[Work to do]
Copy the rows below word for word, leaving out the picture.

____________

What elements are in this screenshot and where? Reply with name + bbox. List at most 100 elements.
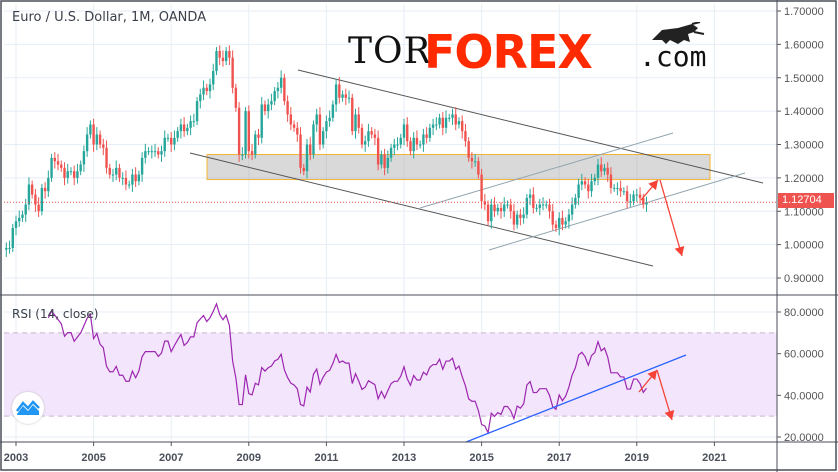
candle-body: [406, 124, 409, 142]
candle: [554, 220, 558, 232]
logo-tor: TOR: [348, 31, 432, 72]
candle-body: [312, 124, 315, 155]
candle-body: [309, 144, 312, 155]
candle: [399, 133, 402, 149]
candle: [76, 163, 79, 184]
rsi-tick-label: 40.0000: [784, 390, 824, 402]
candle-body: [564, 221, 567, 225]
candle: [50, 153, 53, 182]
candle-body: [448, 117, 451, 119]
candle: [486, 200, 490, 226]
candle: [334, 78, 338, 112]
candle-body: [69, 171, 73, 173]
candle: [118, 163, 121, 182]
candle-body: [34, 194, 37, 205]
candle: [454, 107, 457, 131]
time-tick-label: 2021: [702, 452, 726, 464]
candle: [467, 137, 470, 162]
rsi-label[interactable]: RSI (14, close): [12, 307, 99, 321]
price-up-arrow-head: [648, 180, 658, 191]
candle-body: [583, 181, 587, 185]
candle-body: [202, 87, 205, 95]
candle-body: [509, 204, 512, 212]
candle: [157, 147, 160, 159]
rsi-band: [4, 332, 777, 417]
candle: [577, 178, 580, 206]
candle: [574, 193, 577, 209]
candle: [105, 140, 108, 174]
candle-body: [376, 137, 380, 165]
candle-body: [380, 154, 383, 165]
candle-body: [160, 151, 163, 155]
candle-body: [179, 124, 183, 132]
candle: [127, 180, 131, 189]
candle-body: [386, 157, 390, 168]
candle: [425, 127, 428, 144]
candle-body: [37, 204, 40, 212]
candle: [260, 97, 263, 144]
candle: [535, 203, 538, 212]
candle: [11, 223, 14, 252]
price-tick-label: 0.90000: [784, 273, 824, 285]
candle-body: [580, 181, 584, 185]
candle: [182, 117, 186, 137]
candle-body: [127, 184, 131, 186]
candle: [202, 80, 205, 101]
candle: [60, 160, 63, 172]
candle-body: [102, 144, 105, 148]
candle: [548, 198, 551, 219]
candle-body: [470, 157, 474, 162]
candle: [570, 197, 574, 221]
candle: [56, 153, 60, 171]
candle: [21, 210, 24, 222]
candle-body: [157, 151, 160, 155]
candle: [270, 93, 273, 111]
candle-body: [541, 204, 545, 206]
candle: [596, 158, 600, 186]
candle-body: [603, 167, 606, 172]
candle-body: [147, 151, 150, 153]
candle-body: [428, 127, 432, 138]
candle-body: [260, 104, 263, 138]
candle: [186, 123, 189, 136]
tradingview-logo[interactable]: [12, 392, 44, 424]
price-tick-label: 1.30000: [784, 140, 824, 152]
price-down-arrow-shaft: [659, 179, 683, 257]
candle: [457, 117, 461, 129]
candle-body: [422, 134, 425, 145]
candle-body: [496, 207, 499, 212]
candle: [360, 123, 364, 149]
candle: [121, 172, 124, 186]
candle-body: [551, 211, 554, 225]
candle: [115, 160, 118, 181]
candle: [63, 162, 66, 186]
candle-body: [163, 137, 166, 152]
ascending-channel-lower: [488, 172, 746, 251]
candle: [351, 93, 354, 136]
candle-body: [218, 51, 221, 58]
rsi-line: [47, 302, 647, 435]
candle: [490, 198, 493, 229]
candle-body: [21, 214, 24, 218]
candle: [237, 102, 241, 162]
candle: [422, 128, 425, 152]
candle-body: [567, 214, 571, 222]
candle-body: [435, 124, 438, 126]
candle: [212, 63, 215, 91]
candle: [199, 88, 202, 109]
candle: [124, 170, 128, 191]
candle: [357, 107, 360, 134]
candle: [47, 170, 50, 197]
candle-body: [383, 154, 386, 168]
candle: [464, 123, 467, 147]
candle-body: [182, 124, 186, 132]
candle-body: [338, 84, 341, 98]
candle-body: [328, 117, 331, 122]
candle-body: [11, 227, 14, 248]
candle: [137, 170, 141, 186]
candle-body: [257, 134, 260, 138]
candle-body: [50, 157, 53, 178]
rsi-trendline: [455, 354, 687, 447]
candle-body: [76, 171, 79, 178]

____________

[Answer to the exercise]
What elements are in this screenshot and where? Reply with name + bbox. List at most 100 elements.
candle-body: [406, 124, 409, 142]
candle: [554, 220, 558, 232]
logo-tor: TOR: [348, 31, 432, 72]
candle-body: [312, 124, 315, 155]
candle-body: [309, 144, 312, 155]
candle: [399, 133, 402, 149]
candle: [76, 163, 79, 184]
rsi-tick-label: 40.0000: [784, 390, 824, 402]
candle-body: [564, 221, 567, 225]
candle: [50, 153, 53, 182]
candle-body: [448, 117, 451, 119]
candle: [486, 200, 490, 226]
candle: [334, 78, 338, 112]
candle-body: [69, 171, 73, 173]
candle: [118, 163, 121, 182]
candle-body: [34, 194, 37, 205]
candle: [454, 107, 457, 131]
time-tick-label: 2021: [702, 452, 726, 464]
candle: [467, 137, 470, 162]
rsi-label[interactable]: RSI (14, close): [12, 307, 99, 321]
price-up-arrow-head: [648, 180, 658, 191]
candle-body: [583, 181, 587, 185]
candle-body: [202, 87, 205, 95]
candle-body: [509, 204, 512, 212]
candle: [157, 147, 160, 159]
rsi-band: [4, 332, 777, 417]
candle: [577, 178, 580, 206]
candle: [574, 193, 577, 209]
candle: [105, 140, 108, 174]
candle-body: [376, 137, 380, 165]
candle-body: [380, 154, 383, 165]
candle-body: [160, 151, 163, 155]
candle-body: [179, 124, 183, 132]
candle: [127, 180, 131, 189]
candle-body: [386, 157, 390, 168]
candle: [425, 127, 428, 144]
candle-body: [37, 204, 40, 212]
candle: [260, 97, 263, 144]
candle: [535, 203, 538, 212]
candle: [11, 223, 14, 252]
price-tick-label: 0.90000: [784, 273, 824, 285]
candle-body: [580, 181, 584, 185]
candle: [182, 117, 186, 137]
candle-body: [127, 184, 131, 186]
candle: [202, 80, 205, 101]
candle: [60, 160, 63, 172]
candle-body: [102, 144, 105, 148]
candle: [548, 198, 551, 219]
candle-body: [470, 157, 474, 162]
candle: [570, 197, 574, 221]
candle: [56, 153, 60, 171]
candle: [21, 210, 24, 222]
candle-body: [157, 151, 160, 155]
candle: [270, 93, 273, 111]
candle-body: [541, 204, 545, 206]
candle: [596, 158, 600, 186]
candle-body: [603, 167, 606, 172]
candle-body: [147, 151, 150, 153]
candle-body: [428, 127, 432, 138]
candle-body: [260, 104, 263, 138]
candle: [186, 123, 189, 136]
tradingview-logo[interactable]: [12, 392, 44, 424]
price-tick-label: 1.30000: [784, 140, 824, 152]
price-down-arrow-shaft: [659, 179, 683, 257]
candle: [457, 117, 461, 129]
candle-body: [422, 134, 425, 145]
candle-body: [496, 207, 499, 212]
candle: [360, 123, 364, 149]
candle: [121, 172, 124, 186]
candle-body: [551, 211, 554, 225]
candle: [115, 160, 118, 181]
candle: [63, 162, 66, 186]
candle-body: [163, 137, 166, 152]
ascending-channel-lower: [488, 172, 746, 251]
candle: [351, 93, 354, 136]
candle-body: [218, 51, 221, 58]
rsi-line: [47, 302, 647, 435]
candle: [490, 198, 493, 229]
candle-body: [21, 214, 24, 218]
candle: [237, 102, 241, 162]
candle: [422, 128, 425, 152]
candle-body: [567, 214, 571, 222]
candle-body: [435, 124, 438, 126]
candle: [212, 63, 215, 91]
candle: [199, 88, 202, 109]
candle: [124, 170, 128, 191]
candle: [357, 107, 360, 134]
candle: [47, 170, 50, 197]
candle-body: [383, 154, 386, 168]
candle: [464, 123, 467, 147]
candle-body: [182, 124, 186, 132]
candle-body: [338, 84, 341, 98]
candle-body: [328, 117, 331, 122]
candle-body: [11, 227, 14, 248]
candle: [137, 170, 141, 186]
candle-body: [257, 134, 260, 138]
candle-body: [50, 157, 53, 178]
rsi-trendline: [455, 354, 687, 447]
candle-body: [76, 171, 79, 178]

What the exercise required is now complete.